● **What to do**: Wherever the string "page" appears in a line, extract that line.

(Recorded data)
(begin)

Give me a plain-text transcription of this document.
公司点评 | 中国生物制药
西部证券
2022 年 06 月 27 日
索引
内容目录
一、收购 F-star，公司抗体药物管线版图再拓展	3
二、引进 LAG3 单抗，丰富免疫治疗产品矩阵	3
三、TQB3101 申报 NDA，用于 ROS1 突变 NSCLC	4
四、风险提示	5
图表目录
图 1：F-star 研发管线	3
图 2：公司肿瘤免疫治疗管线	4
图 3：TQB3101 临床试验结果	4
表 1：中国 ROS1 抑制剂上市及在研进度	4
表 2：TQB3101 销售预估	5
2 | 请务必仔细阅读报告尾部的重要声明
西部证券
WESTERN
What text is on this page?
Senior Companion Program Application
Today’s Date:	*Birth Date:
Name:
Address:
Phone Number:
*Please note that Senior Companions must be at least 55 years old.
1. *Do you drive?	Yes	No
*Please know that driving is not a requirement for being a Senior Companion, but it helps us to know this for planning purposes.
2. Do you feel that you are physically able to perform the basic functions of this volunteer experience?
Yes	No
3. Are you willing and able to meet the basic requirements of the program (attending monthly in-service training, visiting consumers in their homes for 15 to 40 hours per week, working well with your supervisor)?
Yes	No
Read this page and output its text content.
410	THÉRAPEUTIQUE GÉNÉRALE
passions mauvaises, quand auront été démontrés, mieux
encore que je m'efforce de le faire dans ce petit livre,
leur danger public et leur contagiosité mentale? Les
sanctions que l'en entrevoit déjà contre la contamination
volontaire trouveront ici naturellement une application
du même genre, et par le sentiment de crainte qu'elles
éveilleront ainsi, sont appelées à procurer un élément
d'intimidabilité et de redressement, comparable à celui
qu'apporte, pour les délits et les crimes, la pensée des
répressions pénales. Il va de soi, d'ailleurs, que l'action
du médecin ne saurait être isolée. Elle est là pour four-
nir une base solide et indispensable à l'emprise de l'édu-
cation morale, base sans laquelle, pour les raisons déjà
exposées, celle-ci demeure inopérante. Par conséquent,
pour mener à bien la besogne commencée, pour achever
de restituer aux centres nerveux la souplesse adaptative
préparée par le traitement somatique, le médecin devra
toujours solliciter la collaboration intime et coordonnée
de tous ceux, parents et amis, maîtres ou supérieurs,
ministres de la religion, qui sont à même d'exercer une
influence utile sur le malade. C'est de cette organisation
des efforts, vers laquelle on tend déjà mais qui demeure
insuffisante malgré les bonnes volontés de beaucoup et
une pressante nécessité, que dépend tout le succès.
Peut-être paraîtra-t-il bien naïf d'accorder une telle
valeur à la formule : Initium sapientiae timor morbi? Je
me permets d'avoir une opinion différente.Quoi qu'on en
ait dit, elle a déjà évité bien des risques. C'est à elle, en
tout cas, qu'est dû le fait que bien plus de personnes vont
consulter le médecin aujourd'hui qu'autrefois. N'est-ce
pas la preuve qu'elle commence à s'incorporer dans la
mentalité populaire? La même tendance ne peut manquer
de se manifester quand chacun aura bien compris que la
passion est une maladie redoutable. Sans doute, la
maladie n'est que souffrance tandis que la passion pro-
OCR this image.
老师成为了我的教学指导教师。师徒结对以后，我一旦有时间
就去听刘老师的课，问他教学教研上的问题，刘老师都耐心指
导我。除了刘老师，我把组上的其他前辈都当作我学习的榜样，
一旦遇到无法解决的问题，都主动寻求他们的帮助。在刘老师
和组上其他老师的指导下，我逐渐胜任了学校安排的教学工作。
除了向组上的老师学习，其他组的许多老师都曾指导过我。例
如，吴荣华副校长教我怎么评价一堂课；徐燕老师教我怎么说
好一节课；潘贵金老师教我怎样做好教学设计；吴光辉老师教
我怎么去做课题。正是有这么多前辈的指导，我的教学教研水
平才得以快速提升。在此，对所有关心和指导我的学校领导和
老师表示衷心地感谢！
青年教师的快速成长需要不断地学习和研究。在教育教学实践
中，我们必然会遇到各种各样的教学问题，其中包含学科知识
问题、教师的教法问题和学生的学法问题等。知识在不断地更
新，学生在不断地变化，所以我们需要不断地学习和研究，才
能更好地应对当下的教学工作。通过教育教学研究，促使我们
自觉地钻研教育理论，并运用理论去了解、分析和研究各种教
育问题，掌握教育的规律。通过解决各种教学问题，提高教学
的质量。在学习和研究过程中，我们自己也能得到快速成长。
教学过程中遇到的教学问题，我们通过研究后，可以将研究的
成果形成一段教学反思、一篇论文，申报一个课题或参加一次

(end)

● **Solution for this task**:
What text is on this page?
Read this page and output its text content.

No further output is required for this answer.